• Job
Output the material beneath this task exactly, images excluded.

Stored data:

.....

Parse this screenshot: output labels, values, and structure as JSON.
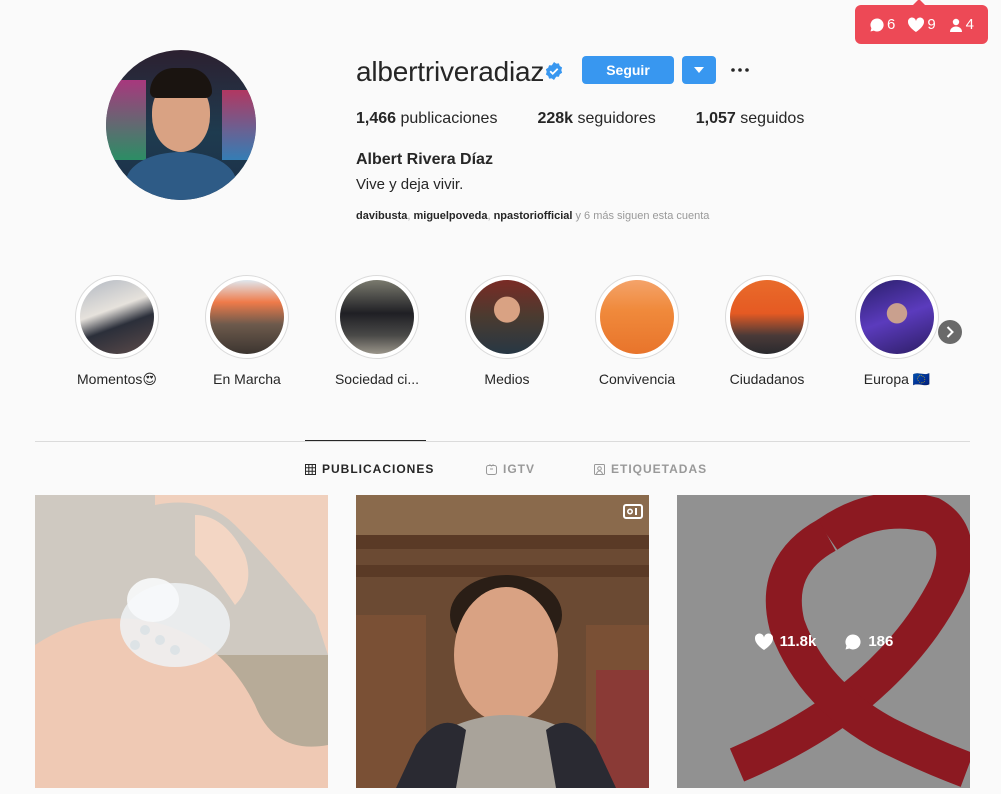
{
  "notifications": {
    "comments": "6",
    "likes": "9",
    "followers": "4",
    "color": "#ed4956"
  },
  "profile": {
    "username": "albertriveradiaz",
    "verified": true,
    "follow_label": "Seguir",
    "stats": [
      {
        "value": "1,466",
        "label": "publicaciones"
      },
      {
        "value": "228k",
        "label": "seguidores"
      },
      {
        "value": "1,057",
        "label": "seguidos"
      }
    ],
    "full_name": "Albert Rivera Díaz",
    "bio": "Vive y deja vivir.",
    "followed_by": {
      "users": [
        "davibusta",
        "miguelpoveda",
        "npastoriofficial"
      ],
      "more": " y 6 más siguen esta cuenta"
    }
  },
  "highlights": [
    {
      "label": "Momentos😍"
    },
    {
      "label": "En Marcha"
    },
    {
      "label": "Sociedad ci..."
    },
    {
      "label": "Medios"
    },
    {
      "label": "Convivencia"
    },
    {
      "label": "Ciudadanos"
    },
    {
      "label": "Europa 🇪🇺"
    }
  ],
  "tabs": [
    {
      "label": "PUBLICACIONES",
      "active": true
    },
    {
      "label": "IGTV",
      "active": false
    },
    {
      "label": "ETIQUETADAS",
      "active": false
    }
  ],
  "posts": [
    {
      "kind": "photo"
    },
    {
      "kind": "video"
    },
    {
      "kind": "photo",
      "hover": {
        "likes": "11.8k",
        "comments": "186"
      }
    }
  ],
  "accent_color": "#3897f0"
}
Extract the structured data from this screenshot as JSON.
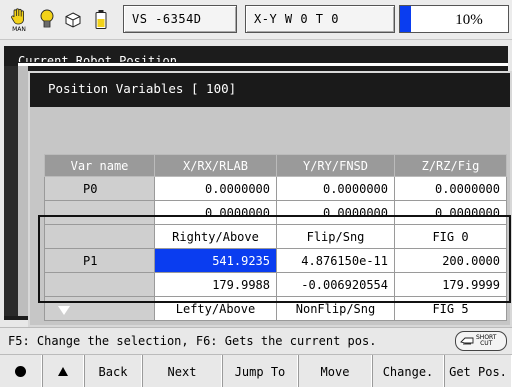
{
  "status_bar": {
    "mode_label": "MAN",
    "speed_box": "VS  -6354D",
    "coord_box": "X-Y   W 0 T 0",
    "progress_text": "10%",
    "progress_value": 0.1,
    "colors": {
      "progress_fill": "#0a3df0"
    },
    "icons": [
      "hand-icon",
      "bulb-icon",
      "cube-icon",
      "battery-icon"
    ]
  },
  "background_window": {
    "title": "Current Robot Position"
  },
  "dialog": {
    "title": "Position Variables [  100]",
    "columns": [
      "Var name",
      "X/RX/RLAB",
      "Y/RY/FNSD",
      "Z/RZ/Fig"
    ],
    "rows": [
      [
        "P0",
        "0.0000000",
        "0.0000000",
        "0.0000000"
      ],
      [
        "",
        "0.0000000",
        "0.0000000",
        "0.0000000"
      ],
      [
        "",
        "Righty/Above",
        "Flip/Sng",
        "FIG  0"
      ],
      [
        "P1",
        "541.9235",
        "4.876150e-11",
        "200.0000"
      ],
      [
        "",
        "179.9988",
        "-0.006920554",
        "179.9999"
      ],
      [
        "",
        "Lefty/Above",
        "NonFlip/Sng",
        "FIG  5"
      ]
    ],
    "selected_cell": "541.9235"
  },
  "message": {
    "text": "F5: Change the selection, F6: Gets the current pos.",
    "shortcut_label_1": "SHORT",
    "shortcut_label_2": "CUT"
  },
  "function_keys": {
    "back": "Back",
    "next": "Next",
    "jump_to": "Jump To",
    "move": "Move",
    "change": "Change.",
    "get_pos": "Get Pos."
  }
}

.....

• Response
Parse this screenshot: output labels, values, and structure as JSON.
{
  "notifications": {
    "comments": "6",
    "likes": "9",
    "followers": "4",
    "color": "#ed4956"
  },
  "profile": {
    "username": "albertriveradiaz",
    "verified": true,
    "follow_label": "Seguir",
    "stats": [
      {
        "value": "1,466",
        "label": "publicaciones"
      },
      {
        "value": "228k",
        "label": "seguidores"
      },
      {
        "value": "1,057",
        "label": "seguidos"
      }
    ],
    "full_name": "Albert Rivera Díaz",
    "bio": "Vive y deja vivir.",
    "followed_by": {
      "users": [
        "davibusta",
        "miguelpoveda",
        "npastoriofficial"
      ],
      "more": " y 6 más siguen esta cuenta"
    }
  },
  "highlights": [
    {
      "label": "Momentos😍"
    },
    {
      "label": "En Marcha"
    },
    {
      "label": "Sociedad ci..."
    },
    {
      "label": "Medios"
    },
    {
      "label": "Convivencia"
    },
    {
      "label": "Ciudadanos"
    },
    {
      "label": "Europa 🇪🇺"
    }
  ],
  "tabs": [
    {
      "label": "PUBLICACIONES",
      "active": true
    },
    {
      "label": "IGTV",
      "active": false
    },
    {
      "label": "ETIQUETADAS",
      "active": false
    }
  ],
  "posts": [
    {
      "kind": "photo"
    },
    {
      "kind": "video"
    },
    {
      "kind": "photo",
      "hover": {
        "likes": "11.8k",
        "comments": "186"
      }
    }
  ],
  "accent_color": "#3897f0"
}
Extract the structured data from this screenshot as JSON.
{
  "status_bar": {
    "mode_label": "MAN",
    "speed_box": "VS  -6354D",
    "coord_box": "X-Y   W 0 T 0",
    "progress_text": "10%",
    "progress_value": 0.1,
    "colors": {
      "progress_fill": "#0a3df0"
    },
    "icons": [
      "hand-icon",
      "bulb-icon",
      "cube-icon",
      "battery-icon"
    ]
  },
  "background_window": {
    "title": "Current Robot Position"
  },
  "dialog": {
    "title": "Position Variables [  100]",
    "columns": [
      "Var name",
      "X/RX/RLAB",
      "Y/RY/FNSD",
      "Z/RZ/Fig"
    ],
    "rows": [
      [
        "P0",
        "0.0000000",
        "0.0000000",
        "0.0000000"
      ],
      [
        "",
        "0.0000000",
        "0.0000000",
        "0.0000000"
      ],
      [
        "",
        "Righty/Above",
        "Flip/Sng",
        "FIG  0"
      ],
      [
        "P1",
        "541.9235",
        "4.876150e-11",
        "200.0000"
      ],
      [
        "",
        "179.9988",
        "-0.006920554",
        "179.9999"
      ],
      [
        "",
        "Lefty/Above",
        "NonFlip/Sng",
        "FIG  5"
      ]
    ],
    "selected_cell": "541.9235"
  },
  "message": {
    "text": "F5: Change the selection, F6: Gets the current pos.",
    "shortcut_label_1": "SHORT",
    "shortcut_label_2": "CUT"
  },
  "function_keys": {
    "back": "Back",
    "next": "Next",
    "jump_to": "Jump To",
    "move": "Move",
    "change": "Change.",
    "get_pos": "Get Pos."
  }
}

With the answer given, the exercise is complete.